** Begin Given records **

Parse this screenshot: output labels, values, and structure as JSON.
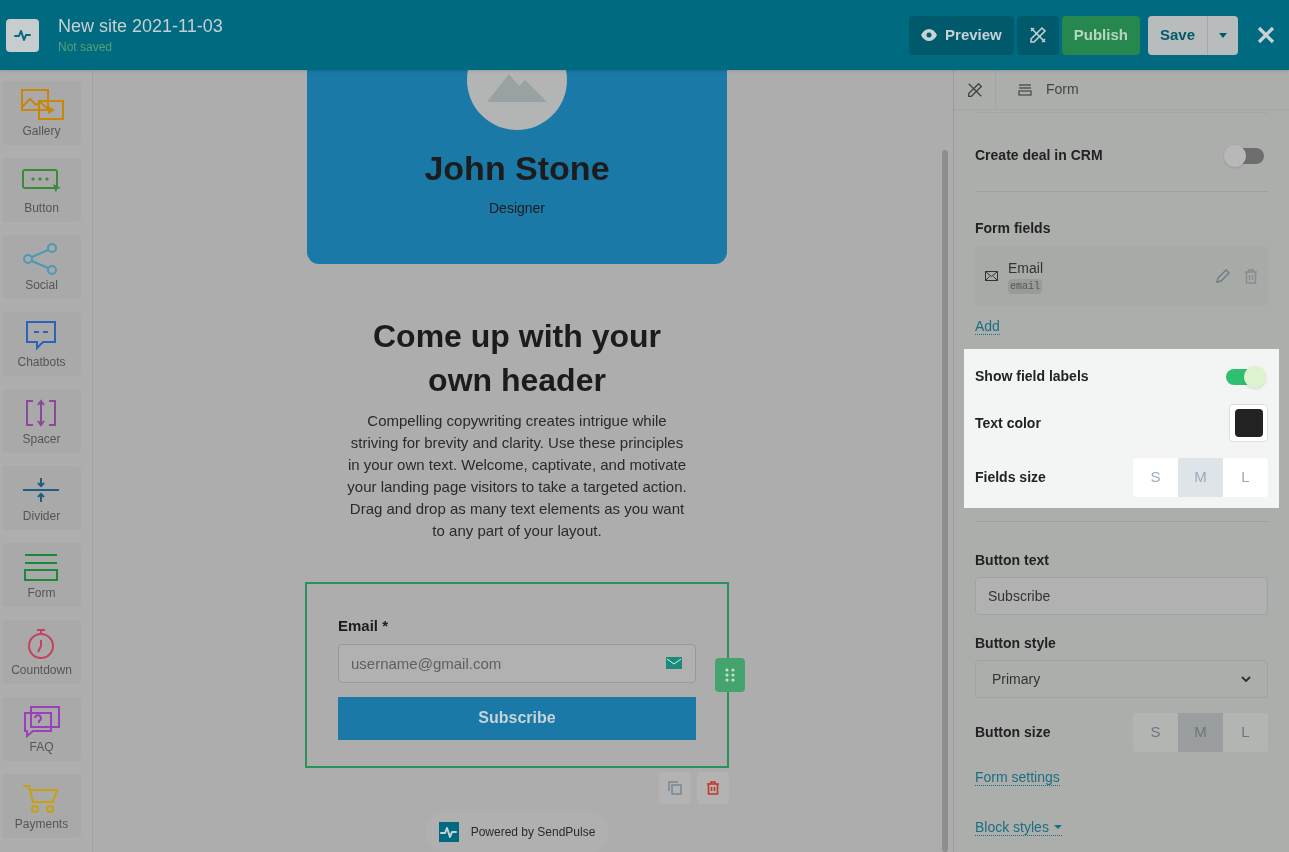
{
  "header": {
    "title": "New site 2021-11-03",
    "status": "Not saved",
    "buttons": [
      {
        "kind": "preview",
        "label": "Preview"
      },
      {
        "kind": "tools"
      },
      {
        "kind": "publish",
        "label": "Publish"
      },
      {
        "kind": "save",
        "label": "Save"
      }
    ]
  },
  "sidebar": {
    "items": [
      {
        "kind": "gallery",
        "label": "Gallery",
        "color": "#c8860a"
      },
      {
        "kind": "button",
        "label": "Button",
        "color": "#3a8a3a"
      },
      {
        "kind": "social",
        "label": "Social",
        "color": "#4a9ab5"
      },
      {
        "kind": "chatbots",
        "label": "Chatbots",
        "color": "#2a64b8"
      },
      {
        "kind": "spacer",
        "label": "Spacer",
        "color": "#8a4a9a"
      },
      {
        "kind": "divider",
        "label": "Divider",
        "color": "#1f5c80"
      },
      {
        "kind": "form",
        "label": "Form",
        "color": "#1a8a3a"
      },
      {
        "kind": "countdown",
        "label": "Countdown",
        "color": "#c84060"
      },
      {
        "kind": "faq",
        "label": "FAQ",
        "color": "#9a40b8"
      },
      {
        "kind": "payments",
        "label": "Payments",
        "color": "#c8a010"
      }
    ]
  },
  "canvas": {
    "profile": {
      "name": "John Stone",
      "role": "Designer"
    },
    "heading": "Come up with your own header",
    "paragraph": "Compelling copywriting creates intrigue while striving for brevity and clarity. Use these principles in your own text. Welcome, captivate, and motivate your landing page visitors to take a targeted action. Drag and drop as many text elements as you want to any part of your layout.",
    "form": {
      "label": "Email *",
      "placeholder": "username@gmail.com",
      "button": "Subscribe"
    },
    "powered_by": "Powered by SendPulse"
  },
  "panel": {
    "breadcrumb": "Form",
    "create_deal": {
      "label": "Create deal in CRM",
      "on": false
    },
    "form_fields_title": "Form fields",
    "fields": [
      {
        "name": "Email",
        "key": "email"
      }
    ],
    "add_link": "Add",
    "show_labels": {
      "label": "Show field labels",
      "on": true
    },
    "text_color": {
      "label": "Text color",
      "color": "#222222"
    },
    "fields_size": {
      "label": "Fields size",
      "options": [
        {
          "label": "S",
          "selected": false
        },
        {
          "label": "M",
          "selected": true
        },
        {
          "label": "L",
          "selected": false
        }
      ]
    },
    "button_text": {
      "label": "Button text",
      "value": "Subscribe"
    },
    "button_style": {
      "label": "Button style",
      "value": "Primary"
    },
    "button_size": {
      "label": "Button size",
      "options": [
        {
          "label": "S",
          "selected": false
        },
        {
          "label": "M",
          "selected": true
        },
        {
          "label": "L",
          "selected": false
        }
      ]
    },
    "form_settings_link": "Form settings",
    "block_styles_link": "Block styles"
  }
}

** End Given records **

## Short exercise
Wherever the word "your" occurs in a line of the listing, copy that line.

## The output
    "heading": "Come up with your own header",
    "paragraph": "Compelling copywriting creates intrigue while striving for brevity and clarity. Use these principles in your own text. Welcome, captivate, and motivate your landing page visitors to take a targeted action. Drag and drop as many text elements as you want to any part of your layout.",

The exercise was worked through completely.